DOCUMENT TEXT:
====
And those who were seen dancing, were thought to be insane by those who could not hear the music.

~Nietzsche~

Wednesday, February 13, 2013

Words


I had forgotten the reason that I always stop writing. Although the words flow with such ease and are so stimulating, their power always takes me by surprise. 
My pen is the knife I use to cut so the Words can bleed and I can have peace. They are my release. With a pen and paper, the universe is unlocked. Nothing is censored, and nothing can be monitored. It just is. Like the breath in my lungs. 
Usually, I don’t even know what has been written until I close my eyes, take a deep breath and look again. It is like one of those pictures where you have to step back and let your vision adjust before you are able to see what is on the paper.
Sometimes I laugh, sometimes I cry. Almost always I am terrified. The authority in my Words comes as a reality check every time. From time to time, my Words take the breath from me. A bucket of ice water being poured over my head as I sleep. Occasionally the jolt can be refreshing. 
At first, Words are empowering. They are my thoughts, my light and my soul. But when I want to sleep, Words keep dancing in my head and crawling through my bed. I beg them to stop. I have to have a break. Silence from the chaos. They never listen.
====
STORED DATA:
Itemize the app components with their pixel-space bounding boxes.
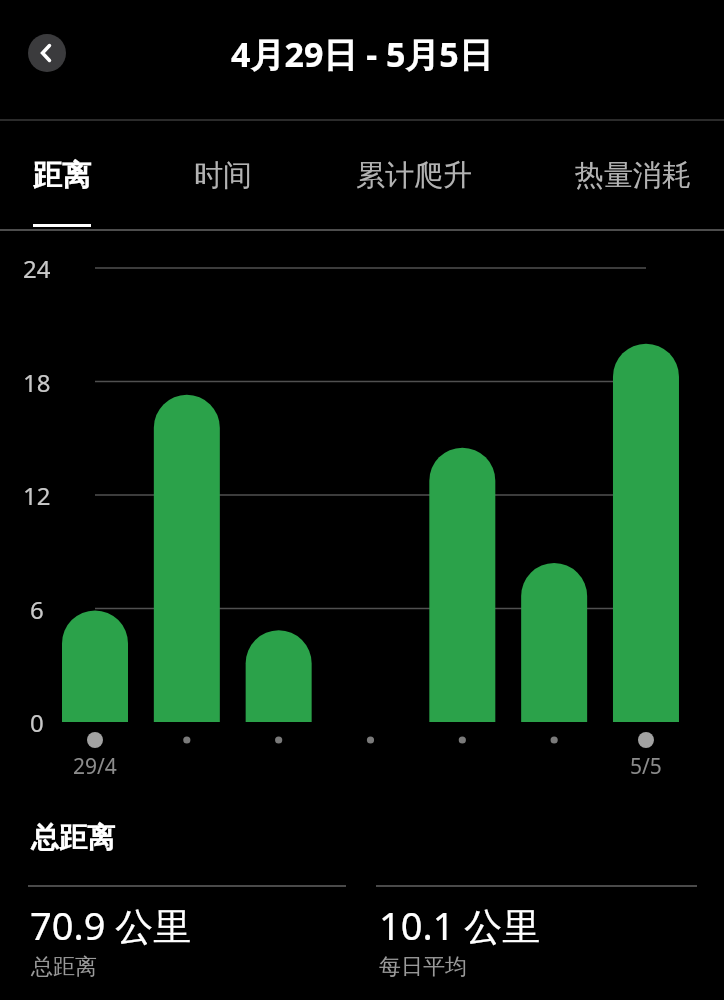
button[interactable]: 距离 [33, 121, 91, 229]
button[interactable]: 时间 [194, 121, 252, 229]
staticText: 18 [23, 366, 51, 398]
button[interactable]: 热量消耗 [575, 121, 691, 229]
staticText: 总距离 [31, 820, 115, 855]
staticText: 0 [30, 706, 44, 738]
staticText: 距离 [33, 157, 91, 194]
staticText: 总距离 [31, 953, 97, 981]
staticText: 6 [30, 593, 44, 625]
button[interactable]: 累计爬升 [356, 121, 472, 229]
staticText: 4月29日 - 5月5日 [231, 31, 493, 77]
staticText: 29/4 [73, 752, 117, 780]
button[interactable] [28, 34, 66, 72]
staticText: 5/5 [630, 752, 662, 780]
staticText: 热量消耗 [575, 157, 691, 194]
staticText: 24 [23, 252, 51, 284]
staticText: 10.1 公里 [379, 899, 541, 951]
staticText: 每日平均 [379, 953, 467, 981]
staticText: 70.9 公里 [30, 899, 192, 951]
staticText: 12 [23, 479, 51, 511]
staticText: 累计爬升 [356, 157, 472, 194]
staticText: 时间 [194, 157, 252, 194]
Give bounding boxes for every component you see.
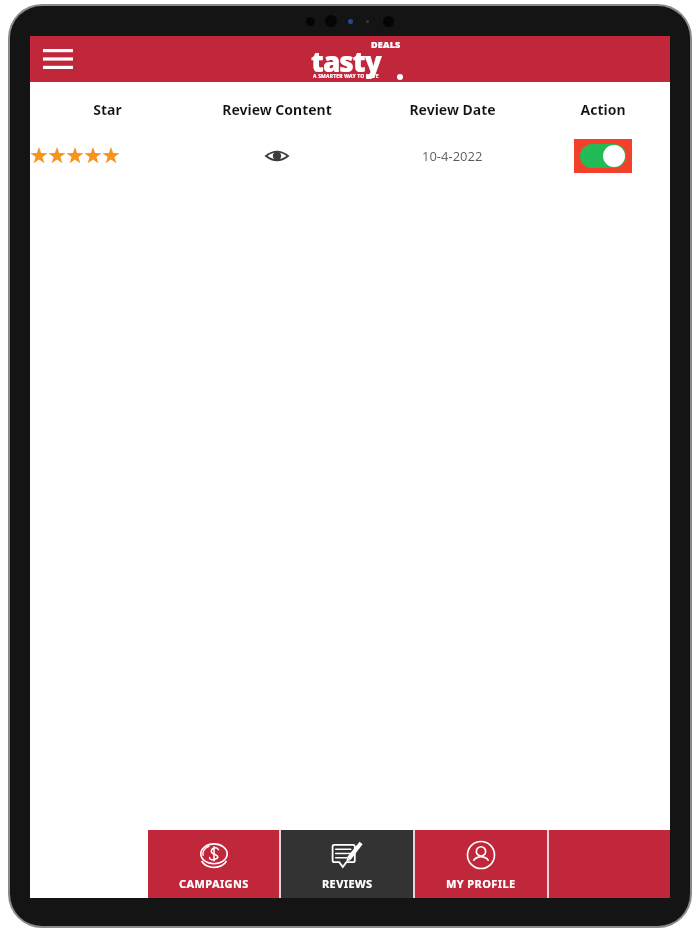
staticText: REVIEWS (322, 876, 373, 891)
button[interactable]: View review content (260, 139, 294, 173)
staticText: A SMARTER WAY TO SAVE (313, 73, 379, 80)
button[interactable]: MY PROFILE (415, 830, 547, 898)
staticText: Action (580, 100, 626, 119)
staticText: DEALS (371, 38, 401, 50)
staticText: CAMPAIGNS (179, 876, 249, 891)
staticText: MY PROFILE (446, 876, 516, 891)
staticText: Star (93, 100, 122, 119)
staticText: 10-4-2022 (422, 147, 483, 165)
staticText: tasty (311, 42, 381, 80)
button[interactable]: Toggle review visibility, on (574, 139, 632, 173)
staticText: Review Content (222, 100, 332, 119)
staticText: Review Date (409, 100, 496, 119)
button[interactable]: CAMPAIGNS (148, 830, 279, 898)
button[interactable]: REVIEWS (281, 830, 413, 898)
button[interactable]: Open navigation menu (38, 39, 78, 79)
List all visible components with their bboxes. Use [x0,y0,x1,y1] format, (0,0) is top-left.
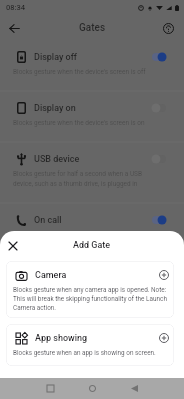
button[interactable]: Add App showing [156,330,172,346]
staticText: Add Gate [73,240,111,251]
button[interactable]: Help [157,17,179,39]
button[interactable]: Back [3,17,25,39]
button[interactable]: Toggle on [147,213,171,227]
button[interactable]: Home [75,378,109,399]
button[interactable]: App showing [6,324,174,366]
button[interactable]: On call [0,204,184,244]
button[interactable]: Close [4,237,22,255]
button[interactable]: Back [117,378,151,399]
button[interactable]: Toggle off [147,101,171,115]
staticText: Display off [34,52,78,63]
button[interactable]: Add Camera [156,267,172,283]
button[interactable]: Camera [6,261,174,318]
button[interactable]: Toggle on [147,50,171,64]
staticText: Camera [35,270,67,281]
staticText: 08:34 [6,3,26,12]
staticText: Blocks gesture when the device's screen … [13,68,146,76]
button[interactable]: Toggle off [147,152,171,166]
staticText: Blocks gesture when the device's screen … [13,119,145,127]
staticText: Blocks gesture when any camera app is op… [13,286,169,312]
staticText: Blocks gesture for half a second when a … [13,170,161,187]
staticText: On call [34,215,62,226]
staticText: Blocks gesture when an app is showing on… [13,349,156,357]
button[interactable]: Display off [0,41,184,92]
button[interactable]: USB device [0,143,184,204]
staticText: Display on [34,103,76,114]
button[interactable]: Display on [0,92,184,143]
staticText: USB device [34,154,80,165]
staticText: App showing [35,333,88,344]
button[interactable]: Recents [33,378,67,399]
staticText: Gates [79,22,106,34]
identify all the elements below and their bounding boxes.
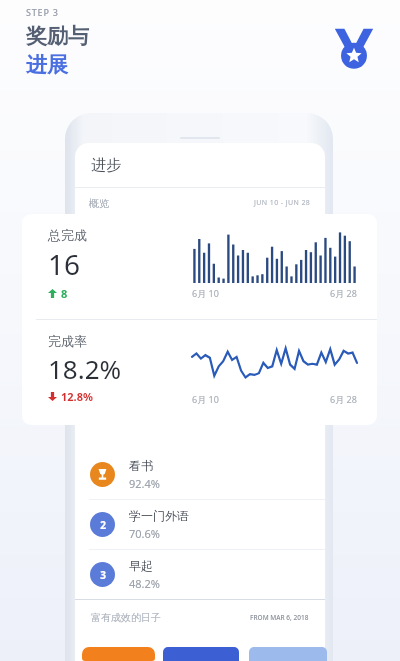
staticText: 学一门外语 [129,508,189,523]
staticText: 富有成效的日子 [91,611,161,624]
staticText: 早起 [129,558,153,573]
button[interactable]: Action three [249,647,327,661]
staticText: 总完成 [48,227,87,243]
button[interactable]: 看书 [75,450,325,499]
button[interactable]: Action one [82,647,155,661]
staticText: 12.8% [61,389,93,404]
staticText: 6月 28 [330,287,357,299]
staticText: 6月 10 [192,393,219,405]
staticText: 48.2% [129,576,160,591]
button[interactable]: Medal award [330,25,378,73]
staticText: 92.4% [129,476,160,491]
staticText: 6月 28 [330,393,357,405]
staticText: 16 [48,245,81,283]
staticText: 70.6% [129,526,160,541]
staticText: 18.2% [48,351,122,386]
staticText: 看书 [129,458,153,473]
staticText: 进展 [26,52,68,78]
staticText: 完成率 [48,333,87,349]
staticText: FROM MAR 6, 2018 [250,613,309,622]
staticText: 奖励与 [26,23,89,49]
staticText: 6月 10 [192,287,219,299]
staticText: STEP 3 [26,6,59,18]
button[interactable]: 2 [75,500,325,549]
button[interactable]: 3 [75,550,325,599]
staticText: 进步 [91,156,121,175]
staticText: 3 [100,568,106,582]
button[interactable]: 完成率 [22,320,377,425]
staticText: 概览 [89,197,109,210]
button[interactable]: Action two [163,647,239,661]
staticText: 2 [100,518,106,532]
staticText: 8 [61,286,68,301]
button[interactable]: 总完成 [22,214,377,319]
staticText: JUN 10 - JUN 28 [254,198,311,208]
====
WORK TO DO:
1. Decide whether each statement below agrees with the blog post on writing. Answer yes or no for each, and quote the exact words from the post that decide it.
(a) The writer says the Words obey when asked to stop.
(b) The writer says that with a pen and paper, nothing can be monitored.
(c) The writer says that what is written rarely brings terror.
2. Answer these questions from the blog post on writing.
(a) What date appears at the top of the post?
(b) Who is credited with the opening quotation?
(c) What does the writer call the pen?
3. Write out the part of the blog post on writing between "Wednesday, February 13, 2013" and "me by surprise.", inclusive.

FULL SOLUTIONS:
1.
(a) No: "They never listen."
(b) Yes: "Nothing is censored, and nothing can be monitored."
(c) No: "Almost always I am terrified."

2.
(a) Wednesday, February 13, 2013
(b) Nietzsche
(c) The knife the writer uses to cut so the Words can bleed

3.
Wednesday, February 13, 2013

Words


I had forgotten the reason that I always stop writing. Although the words flow with such ease and are so stimulating, their power always takes me by surprise.